Task statement: Please transcribe the entries below exactly and leave out every picture.

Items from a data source
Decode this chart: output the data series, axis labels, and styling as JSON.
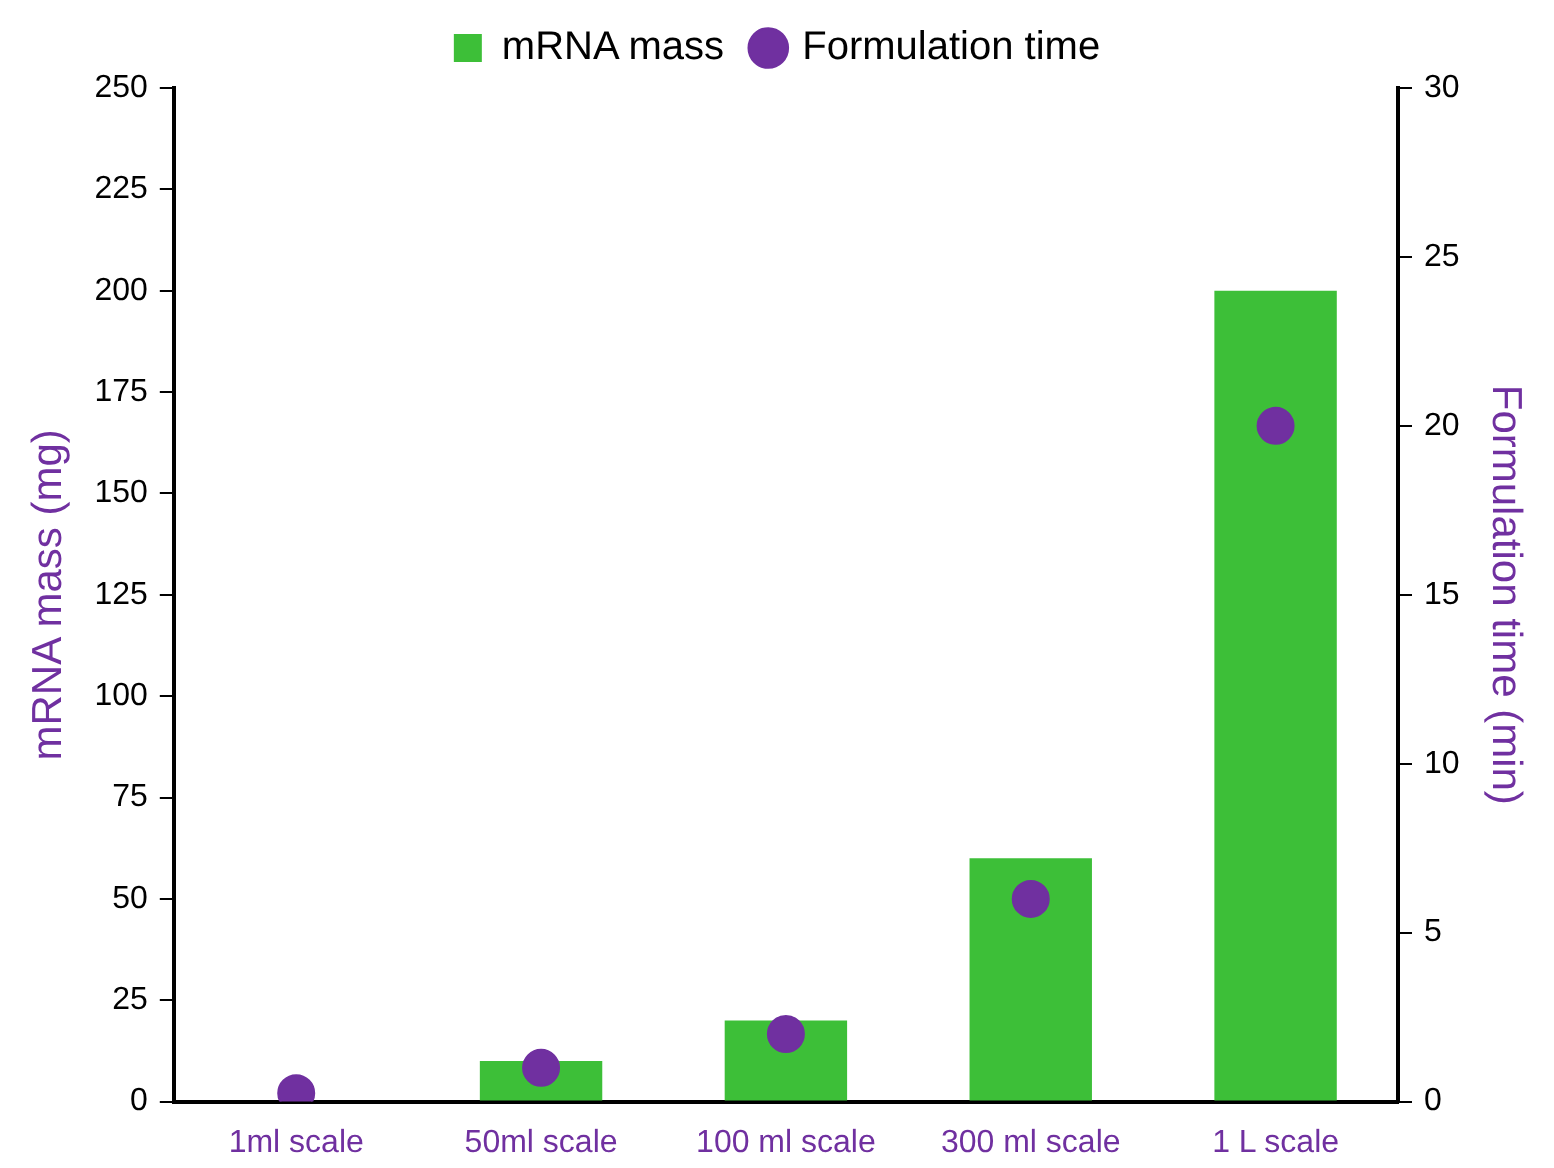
{
  "chart_data": {
    "type": "bar",
    "categories": [
      "1ml scale",
      "50ml scale",
      "100 ml scale",
      "300 ml scale",
      "1 L scale"
    ],
    "series": [
      {
        "name": "mRNA mass",
        "type": "bar",
        "color": "#3dbf38",
        "values": [
          0,
          10,
          20,
          60,
          200
        ]
      },
      {
        "name": "Formulation time",
        "type": "scatter",
        "axis": "y2",
        "color": "#7030a0",
        "values": [
          0.25,
          1,
          2,
          6,
          20
        ]
      }
    ],
    "ylabel": "mRNA mass (mg)",
    "y2label": "Formulation time (min)",
    "ylim": [
      0,
      250
    ],
    "yticks": [
      0,
      25,
      50,
      75,
      100,
      125,
      150,
      175,
      200,
      225,
      250
    ],
    "y2lim": [
      0,
      30
    ],
    "y2ticks": [
      0,
      5,
      10,
      15,
      20,
      25,
      30
    ],
    "grid": false,
    "legend": "top",
    "marker": "circle"
  }
}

Solution to this problem:
Decode this chart: output the data series, axis labels, and styling as JSON.
{
  "chart_data": {
    "type": "bar",
    "categories": [
      "1ml scale",
      "50ml scale",
      "100 ml scale",
      "300 ml scale",
      "1 L scale"
    ],
    "series": [
      {
        "name": "mRNA mass",
        "type": "bar",
        "color": "#3dbf38",
        "values": [
          0,
          10,
          20,
          60,
          200
        ]
      },
      {
        "name": "Formulation time",
        "type": "scatter",
        "axis": "y2",
        "color": "#7030a0",
        "values": [
          0.25,
          1,
          2,
          6,
          20
        ]
      }
    ],
    "ylabel": "mRNA mass (mg)",
    "y2label": "Formulation time (min)",
    "ylim": [
      0,
      250
    ],
    "yticks": [
      0,
      25,
      50,
      75,
      100,
      125,
      150,
      175,
      200,
      225,
      250
    ],
    "y2lim": [
      0,
      30
    ],
    "y2ticks": [
      0,
      5,
      10,
      15,
      20,
      25,
      30
    ],
    "grid": false,
    "legend": "top",
    "marker": "circle"
  }
}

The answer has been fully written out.